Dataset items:
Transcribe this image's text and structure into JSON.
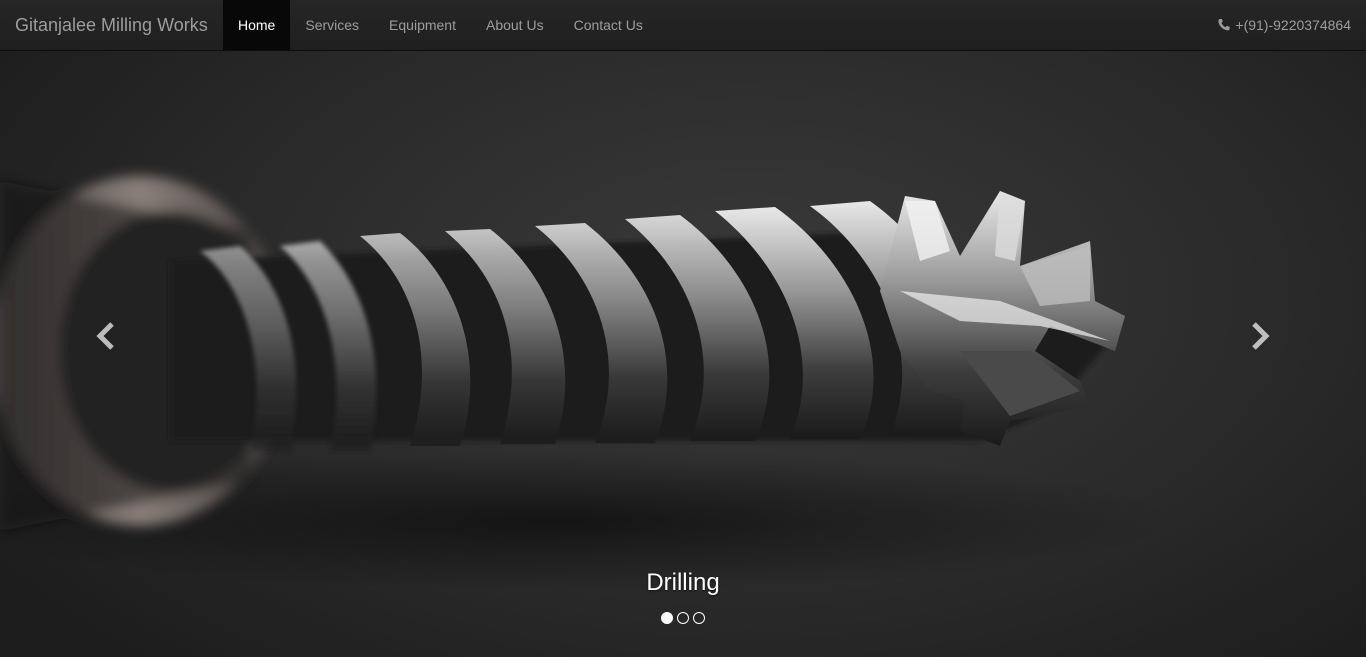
{
  "navbar": {
    "brand": "Gitanjalee Milling Works",
    "items": [
      {
        "label": "Home",
        "active": true
      },
      {
        "label": "Services",
        "active": false
      },
      {
        "label": "Equipment",
        "active": false
      },
      {
        "label": "About Us",
        "active": false
      },
      {
        "label": "Contact Us",
        "active": false
      }
    ],
    "phone": "+(91)-9220374864",
    "phone_icon": "phone-icon"
  },
  "carousel": {
    "caption": "Drilling",
    "slide_count": 3,
    "active_slide": 1,
    "prev_icon": "chevron-left-icon",
    "next_icon": "chevron-right-icon",
    "image": "end-mill-drill-bit"
  }
}
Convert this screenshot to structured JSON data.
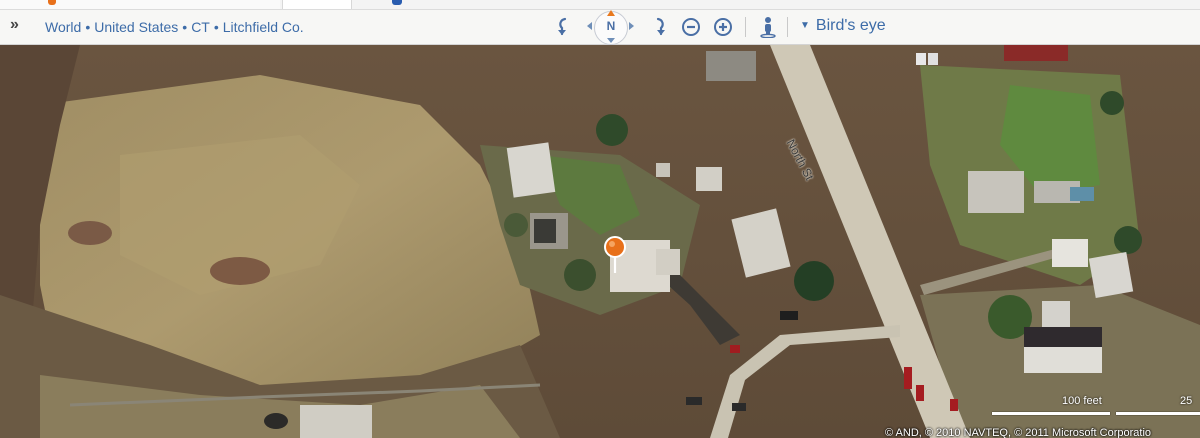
{
  "breadcrumb": {
    "items": [
      "World",
      "United States",
      "CT",
      "Litchfield Co."
    ],
    "separator": "•"
  },
  "nav": {
    "compass_label": "N",
    "view_mode_label": "Bird's eye"
  },
  "map": {
    "street_name": "North St",
    "scale_primary": "100 feet",
    "scale_secondary": "25",
    "copyright": "© AND, © 2010 NAVTEQ, © 2011 Microsoft Corporatio"
  },
  "icons": {
    "expand": "double-chevron-right-icon",
    "rotate_left": "rotate-left-icon",
    "rotate_right": "rotate-right-icon",
    "zoom_out": "zoom-out-icon",
    "zoom_in": "zoom-in-icon",
    "streetside": "pegman-icon",
    "pin": "location-pin-icon"
  },
  "colors": {
    "link": "#3d6ca8",
    "pin": "#e8701a",
    "accent": "#e8791e"
  }
}
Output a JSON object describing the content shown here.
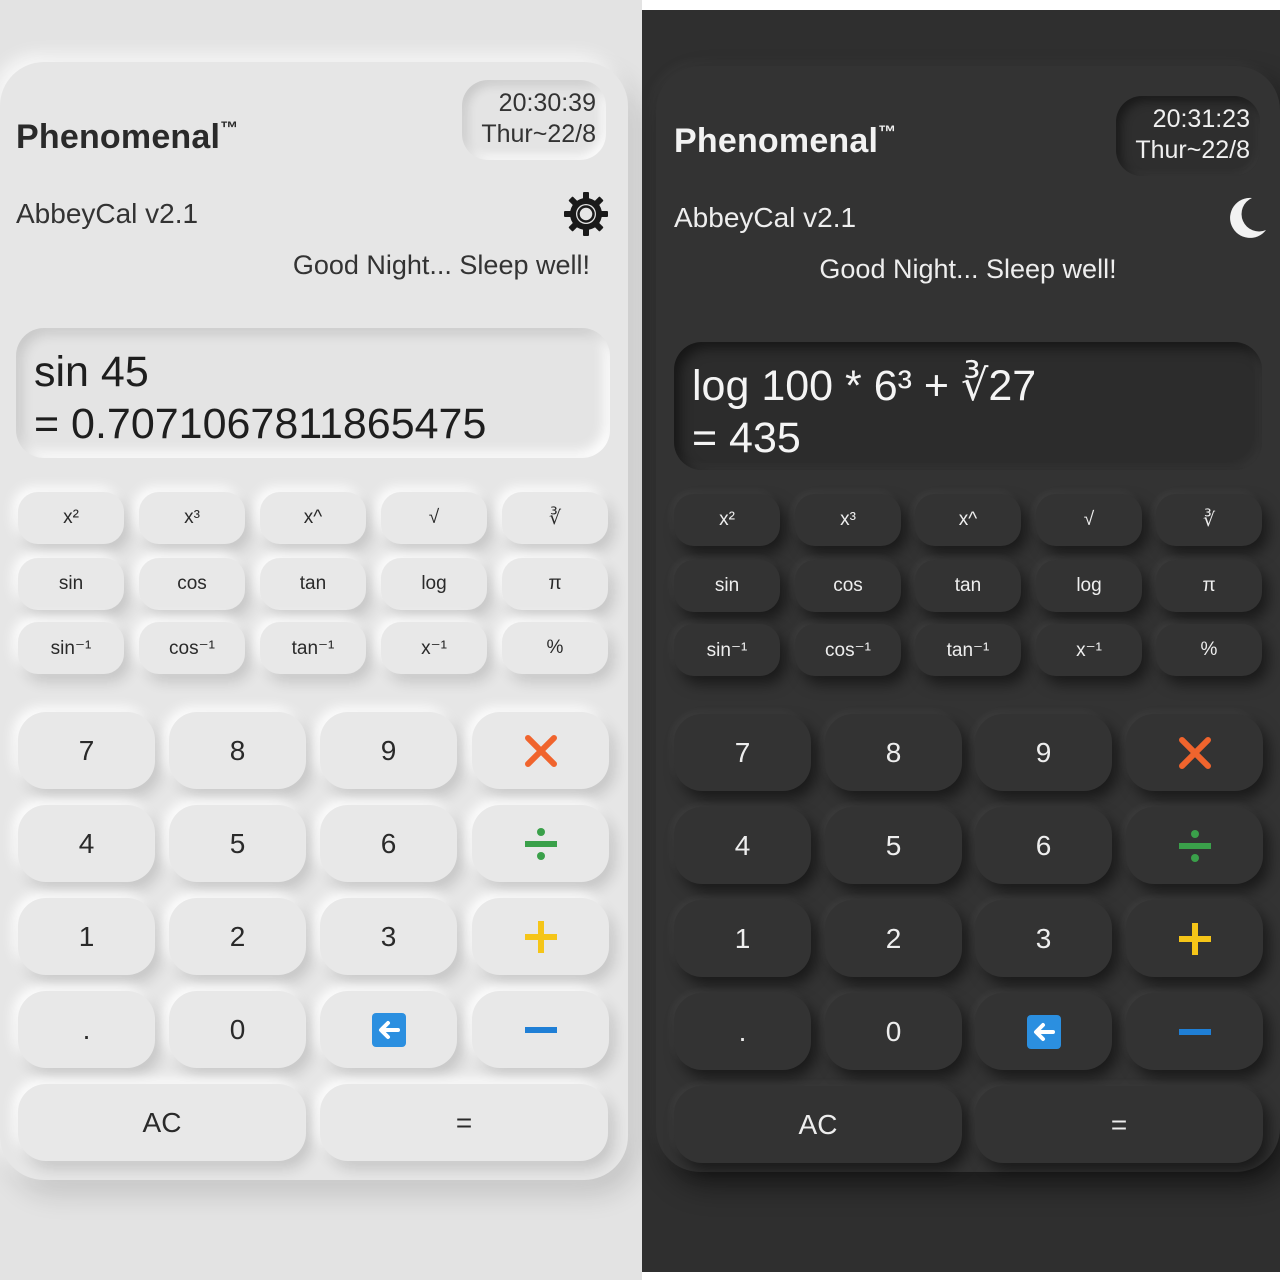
{
  "light": {
    "brand": "Phenomenal",
    "trademark": "™",
    "clock": {
      "time": "20:30:39",
      "date": "Thur~22/8"
    },
    "app_name": "AbbeyCal v2.1",
    "mode_icon": "gear-icon",
    "greeting": "Good Night... Sleep well!",
    "display": {
      "expression": "sin 45",
      "result": "= 0.7071067811865475"
    }
  },
  "dark": {
    "brand": "Phenomenal",
    "trademark": "™",
    "clock": {
      "time": "20:31:23",
      "date": "Thur~22/8"
    },
    "app_name": "AbbeyCal v2.1",
    "mode_icon": "moon-icon",
    "greeting": "Good Night... Sleep well!",
    "display": {
      "expression": "log 100 * 6³ + ∛27",
      "result": "= 435"
    }
  },
  "sci_keys": {
    "square": "x²",
    "cube": "x³",
    "power": "x^",
    "sqrt": "√",
    "cbrt": "∛",
    "sin": "sin",
    "cos": "cos",
    "tan": "tan",
    "log": "log",
    "pi": "π",
    "asin": "sin⁻¹",
    "acos": "cos⁻¹",
    "atan": "tan⁻¹",
    "inverse": "x⁻¹",
    "percent": "%"
  },
  "num_keys": {
    "seven": "7",
    "eight": "8",
    "nine": "9",
    "four": "4",
    "five": "5",
    "six": "6",
    "one": "1",
    "two": "2",
    "three": "3",
    "dot": ".",
    "zero": "0",
    "clear": "AC",
    "equals": "="
  },
  "op_icons": {
    "multiply": "multiply-icon",
    "divide": "divide-icon",
    "plus": "plus-icon",
    "backspace": "backspace-icon",
    "minus": "minus-icon"
  },
  "colors": {
    "multiply": "#f0642d",
    "divide": "#3aa04a",
    "plus": "#f5c518",
    "backspace": "#2b8fe0",
    "minus": "#1f7fd6",
    "light_bg": "#e6e6e6",
    "dark_bg": "#333333"
  }
}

--- Required task ---
Write the lines above out again exactly, without any of their pictures.

--- Solved problem ---
Transcribe this image's text and structure into JSON.
{
  "navbar": {
    "brand": "Gitanjalee Milling Works",
    "items": [
      {
        "label": "Home",
        "active": true
      },
      {
        "label": "Services",
        "active": false
      },
      {
        "label": "Equipment",
        "active": false
      },
      {
        "label": "About Us",
        "active": false
      },
      {
        "label": "Contact Us",
        "active": false
      }
    ],
    "phone": "+(91)-9220374864",
    "phone_icon": "phone-icon"
  },
  "carousel": {
    "caption": "Drilling",
    "slide_count": 3,
    "active_slide": 1,
    "prev_icon": "chevron-left-icon",
    "next_icon": "chevron-right-icon",
    "image": "end-mill-drill-bit"
  }
}
Convert this screenshot to structured JSON data.
{
  "breadcrumb": {
    "items": [
      "World",
      "United States",
      "CT",
      "Litchfield Co."
    ],
    "separator": "•"
  },
  "nav": {
    "compass_label": "N",
    "view_mode_label": "Bird's eye"
  },
  "map": {
    "street_name": "North St",
    "scale_primary": "100 feet",
    "scale_secondary": "25",
    "copyright": "© AND, © 2010 NAVTEQ, © 2011 Microsoft Corporatio"
  },
  "icons": {
    "expand": "double-chevron-right-icon",
    "rotate_left": "rotate-left-icon",
    "rotate_right": "rotate-right-icon",
    "zoom_out": "zoom-out-icon",
    "zoom_in": "zoom-in-icon",
    "streetside": "pegman-icon",
    "pin": "location-pin-icon"
  },
  "colors": {
    "link": "#3d6ca8",
    "pin": "#e8701a",
    "accent": "#e8791e"
  }
}
Output a JSON object describing the content shown here.
{
  "light": {
    "brand": "Phenomenal",
    "trademark": "™",
    "clock": {
      "time": "20:30:39",
      "date": "Thur~22/8"
    },
    "app_name": "AbbeyCal v2.1",
    "mode_icon": "gear-icon",
    "greeting": "Good Night... Sleep well!",
    "display": {
      "expression": "sin 45",
      "result": "= 0.7071067811865475"
    }
  },
  "dark": {
    "brand": "Phenomenal",
    "trademark": "™",
    "clock": {
      "time": "20:31:23",
      "date": "Thur~22/8"
    },
    "app_name": "AbbeyCal v2.1",
    "mode_icon": "moon-icon",
    "greeting": "Good Night... Sleep well!",
    "display": {
      "expression": "log 100 * 6³ + ∛27",
      "result": "= 435"
    }
  },
  "sci_keys": {
    "square": "x²",
    "cube": "x³",
    "power": "x^",
    "sqrt": "√",
    "cbrt": "∛",
    "sin": "sin",
    "cos": "cos",
    "tan": "tan",
    "log": "log",
    "pi": "π",
    "asin": "sin⁻¹",
    "acos": "cos⁻¹",
    "atan": "tan⁻¹",
    "inverse": "x⁻¹",
    "percent": "%"
  },
  "num_keys": {
    "seven": "7",
    "eight": "8",
    "nine": "9",
    "four": "4",
    "five": "5",
    "six": "6",
    "one": "1",
    "two": "2",
    "three": "3",
    "dot": ".",
    "zero": "0",
    "clear": "AC",
    "equals": "="
  },
  "op_icons": {
    "multiply": "multiply-icon",
    "divide": "divide-icon",
    "plus": "plus-icon",
    "backspace": "backspace-icon",
    "minus": "minus-icon"
  },
  "colors": {
    "multiply": "#f0642d",
    "divide": "#3aa04a",
    "plus": "#f5c518",
    "backspace": "#2b8fe0",
    "minus": "#1f7fd6",
    "light_bg": "#e6e6e6",
    "dark_bg": "#333333"
  }
}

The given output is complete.